> WHAT YOU ARE ASKED TO DO: Report how many lines hold the word "받았으며"; answer with the number alone.

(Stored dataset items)
+++

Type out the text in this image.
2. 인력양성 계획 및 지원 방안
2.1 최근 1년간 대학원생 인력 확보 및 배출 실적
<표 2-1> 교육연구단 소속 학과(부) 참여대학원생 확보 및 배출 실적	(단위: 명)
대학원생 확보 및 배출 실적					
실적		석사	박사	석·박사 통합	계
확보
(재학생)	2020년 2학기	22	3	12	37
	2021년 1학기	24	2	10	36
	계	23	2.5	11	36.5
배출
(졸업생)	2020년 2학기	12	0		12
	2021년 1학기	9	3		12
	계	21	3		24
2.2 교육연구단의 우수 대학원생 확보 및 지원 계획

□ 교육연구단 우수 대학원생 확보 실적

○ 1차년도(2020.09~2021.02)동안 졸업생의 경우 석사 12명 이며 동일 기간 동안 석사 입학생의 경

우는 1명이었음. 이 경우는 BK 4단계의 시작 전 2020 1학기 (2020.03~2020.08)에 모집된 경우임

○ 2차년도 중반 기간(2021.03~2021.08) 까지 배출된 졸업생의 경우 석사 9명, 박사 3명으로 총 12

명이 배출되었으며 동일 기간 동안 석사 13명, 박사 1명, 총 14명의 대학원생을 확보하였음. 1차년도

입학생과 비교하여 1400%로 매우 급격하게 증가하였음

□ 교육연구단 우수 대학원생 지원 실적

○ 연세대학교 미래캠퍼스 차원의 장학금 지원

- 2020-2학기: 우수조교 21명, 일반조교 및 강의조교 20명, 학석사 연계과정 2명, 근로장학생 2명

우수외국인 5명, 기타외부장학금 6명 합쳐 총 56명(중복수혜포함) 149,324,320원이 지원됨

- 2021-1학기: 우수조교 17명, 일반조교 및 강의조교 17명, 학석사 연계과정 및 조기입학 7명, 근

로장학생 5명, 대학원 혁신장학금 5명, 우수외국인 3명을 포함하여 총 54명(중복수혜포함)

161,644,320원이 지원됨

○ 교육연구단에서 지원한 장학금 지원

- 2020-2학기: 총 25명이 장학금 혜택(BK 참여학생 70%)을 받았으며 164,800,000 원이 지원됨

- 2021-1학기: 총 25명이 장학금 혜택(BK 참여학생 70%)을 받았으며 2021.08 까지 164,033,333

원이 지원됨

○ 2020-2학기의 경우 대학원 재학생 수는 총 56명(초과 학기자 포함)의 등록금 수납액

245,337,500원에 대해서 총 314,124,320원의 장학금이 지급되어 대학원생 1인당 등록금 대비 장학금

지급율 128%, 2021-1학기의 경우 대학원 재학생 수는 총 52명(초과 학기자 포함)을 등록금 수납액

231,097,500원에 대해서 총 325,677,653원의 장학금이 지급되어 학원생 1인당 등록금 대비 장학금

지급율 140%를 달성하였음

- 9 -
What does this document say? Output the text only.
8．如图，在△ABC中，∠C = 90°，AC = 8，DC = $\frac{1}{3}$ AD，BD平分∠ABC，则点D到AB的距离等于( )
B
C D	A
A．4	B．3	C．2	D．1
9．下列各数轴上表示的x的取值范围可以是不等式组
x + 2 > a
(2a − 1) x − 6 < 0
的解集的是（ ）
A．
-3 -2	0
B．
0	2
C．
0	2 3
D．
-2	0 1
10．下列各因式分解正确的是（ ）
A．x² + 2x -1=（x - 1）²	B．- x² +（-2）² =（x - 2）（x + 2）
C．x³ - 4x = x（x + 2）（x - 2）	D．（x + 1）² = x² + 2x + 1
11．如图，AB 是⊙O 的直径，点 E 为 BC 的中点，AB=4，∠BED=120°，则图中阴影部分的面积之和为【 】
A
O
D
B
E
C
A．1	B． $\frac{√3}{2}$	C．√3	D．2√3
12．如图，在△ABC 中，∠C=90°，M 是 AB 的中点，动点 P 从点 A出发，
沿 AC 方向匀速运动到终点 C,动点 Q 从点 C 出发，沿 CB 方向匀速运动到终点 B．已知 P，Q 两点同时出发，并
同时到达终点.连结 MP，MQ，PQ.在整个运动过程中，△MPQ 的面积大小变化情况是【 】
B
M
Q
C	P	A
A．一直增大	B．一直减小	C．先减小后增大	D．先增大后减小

+++

> RESPONSE FOR THIS EXERCISE: 2